▸ BRIEF: Return each line of the listing that contains the string "title".

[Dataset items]
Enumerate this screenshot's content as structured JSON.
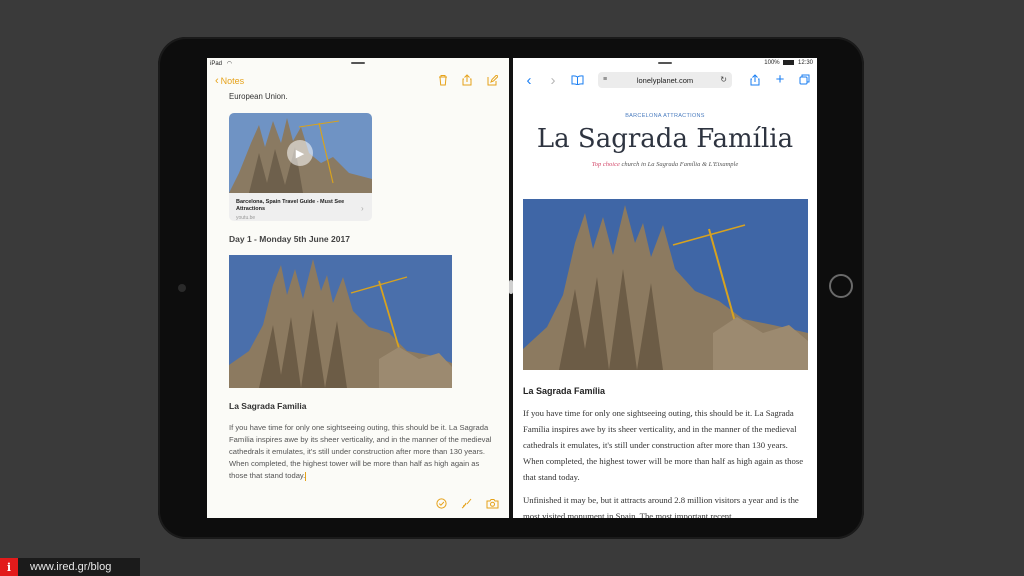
{
  "status_left": {
    "device": "iPad",
    "wifi_icon": "wifi-icon"
  },
  "status_right": {
    "battery": "100%",
    "time": "12:30"
  },
  "notes": {
    "back_label": "Notes",
    "icons": [
      "trash-icon",
      "share-icon",
      "compose-icon"
    ],
    "top_text": "European Union.",
    "link_card": {
      "title": "Barcelona, Spain Travel Guide - Must See Attractions",
      "source": "youtu.be"
    },
    "day_heading": "Day 1 - Monday 5th June 2017",
    "section_heading": "La Sagrada Familia",
    "body": "If you have time for only one sightseeing outing, this should be it. La Sagrada Família inspires awe by its sheer verticality, and in the manner of the medieval cathedrals it emulates, it's still under construction after more than 130 years. When completed, the highest tower will be more than half as high again as those that stand today.",
    "bottom_icons": [
      "checklist-icon",
      "draw-icon",
      "camera-icon"
    ]
  },
  "safari": {
    "url": "lonelyplanet.com",
    "kicker": "BARCELONA ATTRACTIONS",
    "headline": "La Sagrada Família",
    "tagline_top": "Top choice",
    "tagline_rest": " church in La Sagrada Família & L'Eixample",
    "article_heading": "La Sagrada Família",
    "paragraph1": "If you have time for only one sightseeing outing, this should be it. La Sagrada Família inspires awe by its sheer verticality, and in the manner of the medieval cathedrals it emulates, it's still under construction after more than 130 years. When completed, the highest tower will be more than half as high again as those that stand today.",
    "paragraph2": "Unfinished it may be, but it attracts around 2.8 million visitors a year and is the most visited monument in Spain. The most important recent"
  },
  "watermark": {
    "logo": "i",
    "text": "www.ired.gr/blog"
  },
  "colors": {
    "notes_accent": "#e6a21a",
    "safari_accent": "#1a7ef2",
    "tagline_accent": "#d34a6b"
  }
}
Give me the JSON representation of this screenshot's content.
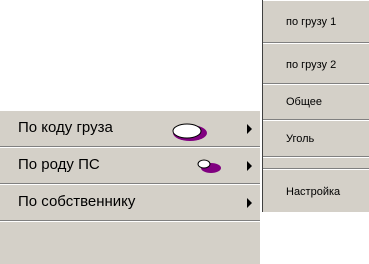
{
  "main_menu": {
    "items": [
      {
        "label": "По коду груза",
        "icon": "wagon-icon-large"
      },
      {
        "label": "По роду ПС",
        "icon": "wagon-icon-small"
      },
      {
        "label": "По собственнику"
      }
    ]
  },
  "submenu": {
    "items": [
      {
        "label": "по грузу 1"
      },
      {
        "label": "по грузу 2"
      },
      {
        "label": "Общее"
      },
      {
        "label": "Уголь"
      },
      {
        "label": "Настройка"
      }
    ]
  },
  "colors": {
    "menu_bg": "#d4d0c8",
    "icon_accent": "#800080"
  }
}
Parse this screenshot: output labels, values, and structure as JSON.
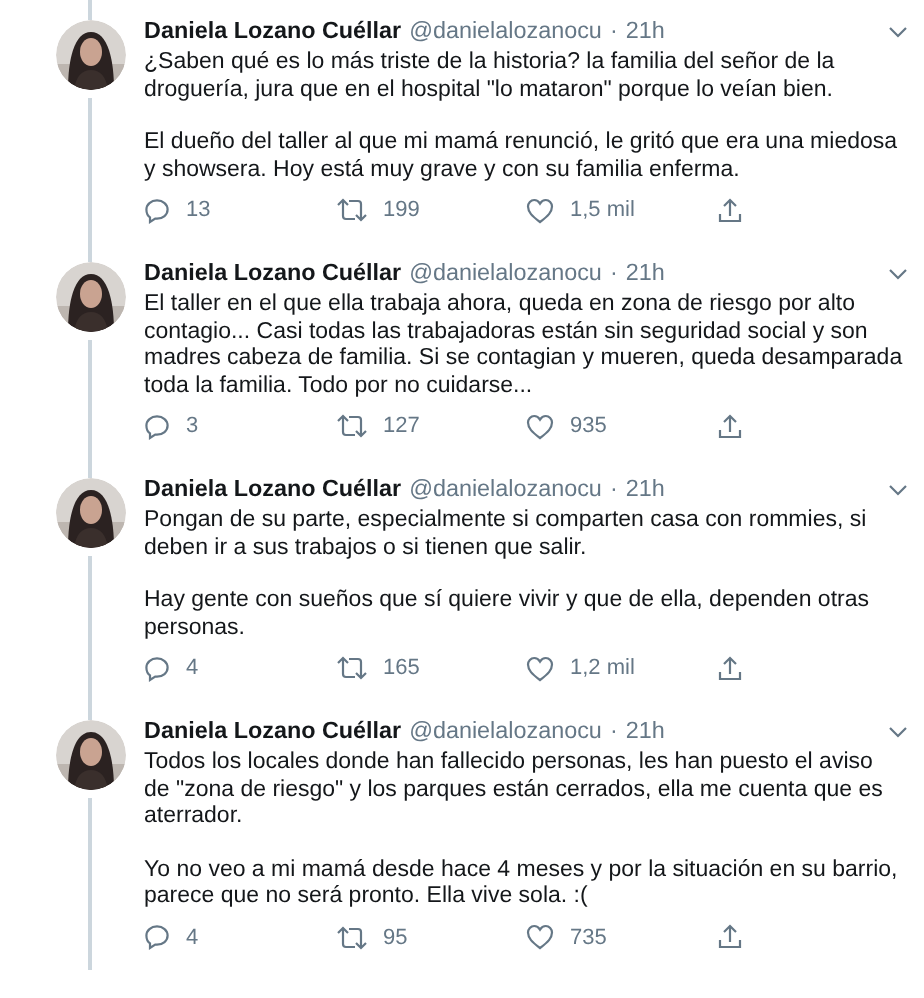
{
  "tweets": [
    {
      "name": "Daniela Lozano Cuéllar",
      "handle": "@danielalozanocu",
      "separator": "·",
      "time": "21h",
      "thread_above": true,
      "paragraphs": [
        "¿Saben qué es lo más triste de la historia? la familia del señor de la droguería, jura que en el hospital \"lo mataron\" porque lo veían bien.",
        "El dueño del taller al que mi mamá renunció, le gritó que era una miedosa y showsera. Hoy está muy grave y con su familia enferma."
      ],
      "replies": "13",
      "retweets": "199",
      "likes": "1,5 mil"
    },
    {
      "name": "Daniela Lozano Cuéllar",
      "handle": "@danielalozanocu",
      "separator": "·",
      "time": "21h",
      "thread_above": true,
      "paragraphs": [
        "El taller en el que ella trabaja ahora, queda en zona de riesgo por alto contagio... Casi todas las trabajadoras están sin seguridad social y son madres cabeza de familia. Si se contagian y mueren, queda desamparada toda la familia. Todo por no cuidarse..."
      ],
      "replies": "3",
      "retweets": "127",
      "likes": "935"
    },
    {
      "name": "Daniela Lozano Cuéllar",
      "handle": "@danielalozanocu",
      "separator": "·",
      "time": "21h",
      "thread_above": true,
      "paragraphs": [
        "Pongan de su parte, especialmente si comparten casa con rommies, si deben ir a sus trabajos o si tienen que salir.",
        "Hay gente con sueños que sí quiere vivir y que de ella, dependen otras personas."
      ],
      "replies": "4",
      "retweets": "165",
      "likes": "1,2 mil"
    },
    {
      "name": "Daniela Lozano Cuéllar",
      "handle": "@danielalozanocu",
      "separator": "·",
      "time": "21h",
      "thread_above": true,
      "paragraphs": [
        "Todos los locales donde han fallecido personas, les han puesto el aviso de \"zona de riesgo\" y los parques están cerrados, ella me cuenta que es aterrador.",
        "Yo no veo a mi mamá desde hace 4 meses y por la situación en su barrio, parece que no será pronto. Ella vive sola. :("
      ],
      "replies": "4",
      "retweets": "95",
      "likes": "735"
    }
  ]
}
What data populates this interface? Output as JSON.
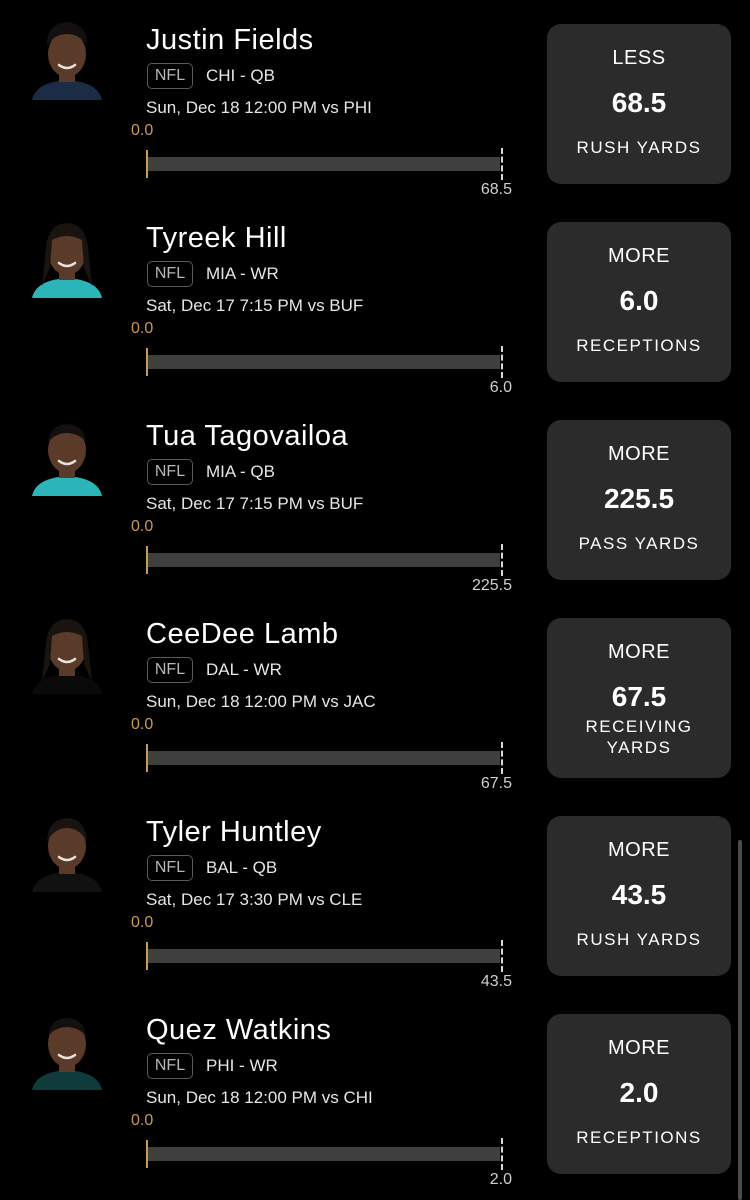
{
  "picks": [
    {
      "player": "Justin Fields",
      "league": "NFL",
      "team_position": "CHI - QB",
      "game": "Sun, Dec 18 12:00 PM  vs PHI",
      "current": "0.0",
      "target": "68.5",
      "progress": 0,
      "pick": "LESS",
      "line": "68.5",
      "stat": "RUSH YARDS",
      "jersey_color": "#1c2b46",
      "hair": "curly"
    },
    {
      "player": "Tyreek Hill",
      "league": "NFL",
      "team_position": "MIA - WR",
      "game": "Sat, Dec 17 7:15 PM  vs BUF",
      "current": "0.0",
      "target": "6.0",
      "progress": 0,
      "pick": "MORE",
      "line": "6.0",
      "stat": "RECEPTIONS",
      "jersey_color": "#2bb5b8",
      "hair": "locs"
    },
    {
      "player": "Tua Tagovailoa",
      "league": "NFL",
      "team_position": "MIA - QB",
      "game": "Sat, Dec 17 7:15 PM  vs BUF",
      "current": "0.0",
      "target": "225.5",
      "progress": 0,
      "pick": "MORE",
      "line": "225.5",
      "stat": "PASS YARDS",
      "jersey_color": "#2bb5b8",
      "hair": "short"
    },
    {
      "player": "CeeDee Lamb",
      "league": "NFL",
      "team_position": "DAL - WR",
      "game": "Sun, Dec 18 12:00 PM  vs JAC",
      "current": "0.0",
      "target": "67.5",
      "progress": 0,
      "pick": "MORE",
      "line": "67.5",
      "stat": "RECEIVING YARDS",
      "jersey_color": "#0a0a0a",
      "hair": "locs"
    },
    {
      "player": "Tyler Huntley",
      "league": "NFL",
      "team_position": "BAL - QB",
      "game": "Sat, Dec 17 3:30 PM  vs CLE",
      "current": "0.0",
      "target": "43.5",
      "progress": 0,
      "pick": "MORE",
      "line": "43.5",
      "stat": "RUSH YARDS",
      "jersey_color": "#111111",
      "hair": "braids"
    },
    {
      "player": "Quez Watkins",
      "league": "NFL",
      "team_position": "PHI - WR",
      "game": "Sun, Dec 18 12:00 PM  vs CHI",
      "current": "0.0",
      "target": "2.0",
      "progress": 0,
      "pick": "MORE",
      "line": "2.0",
      "stat": "RECEPTIONS",
      "jersey_color": "#0f3b3a",
      "hair": "short"
    }
  ],
  "colors": {
    "background": "#000000",
    "card": "#2b2b2b",
    "accent_gold": "#c99a55",
    "track": "#3f3f3f"
  }
}
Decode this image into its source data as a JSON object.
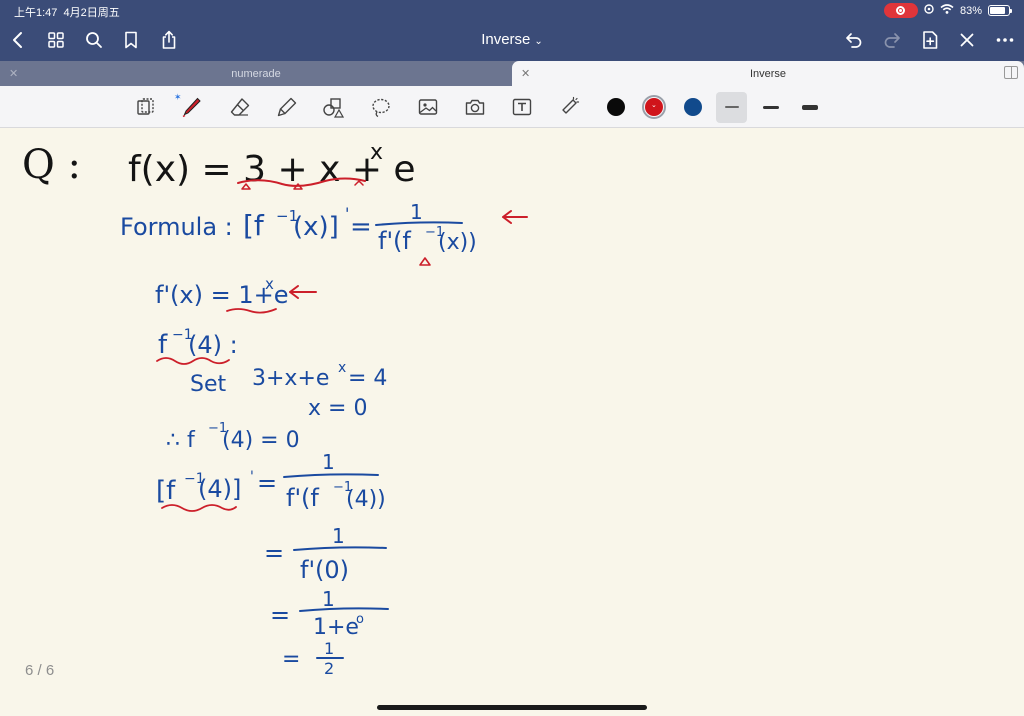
{
  "status": {
    "time": "上午1:47",
    "date": "4月2日周五",
    "battery": "83%",
    "battery_level": 0.83
  },
  "nav": {
    "title": "Inverse"
  },
  "tabs": [
    {
      "label": "numerade",
      "active": false
    },
    {
      "label": "Inverse",
      "active": true
    }
  ],
  "toolbar": {
    "tools": [
      "lasso-select-icon",
      "pen-icon",
      "eraser-icon",
      "highlighter-icon",
      "shapes-icon",
      "lasso-icon",
      "image-icon",
      "camera-icon",
      "text-icon",
      "laser-pointer-icon"
    ],
    "colors": [
      "#0a0a0a",
      "#d0141b",
      "#114a8c"
    ],
    "selected_color": "#d0141b",
    "stroke_widths": [
      "fine",
      "medium",
      "bold"
    ],
    "selected_stroke": "fine"
  },
  "page": {
    "counter": "6 / 6",
    "ink_colors": {
      "black": "#141414",
      "blue": "#1a4aa0",
      "red": "#cc1f2a"
    },
    "handwriting": {
      "question_label": "Q :",
      "function": "f(x) = 3 + x + e^x",
      "formula_label": "Formula :",
      "formula": "[f^-1(x)]' = 1 / f'(f^-1(x))",
      "derivative": "f'(x) = 1+e^x",
      "target": "f^-1(4) :",
      "set_line": "Set 3+x+e^x = 4",
      "solution": "x = 0",
      "conclusion": "∴ f^-1(4) = 0",
      "step1": "[f^-1(4)]' = 1 / f'(f^-1(4))",
      "step2": "= 1 / f'(0)",
      "step3": "= 1 / 1+e^0",
      "step4": "= 1/2"
    }
  }
}
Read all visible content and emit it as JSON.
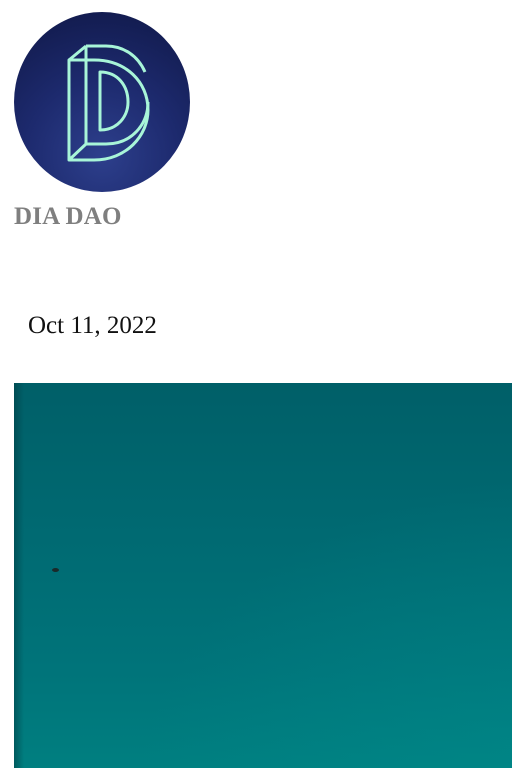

▸ ANSWER TO THIS TASK:
      "title": "Barcelona, Spain Travel Guide - Must See Attractions",
    "title": "Inverse"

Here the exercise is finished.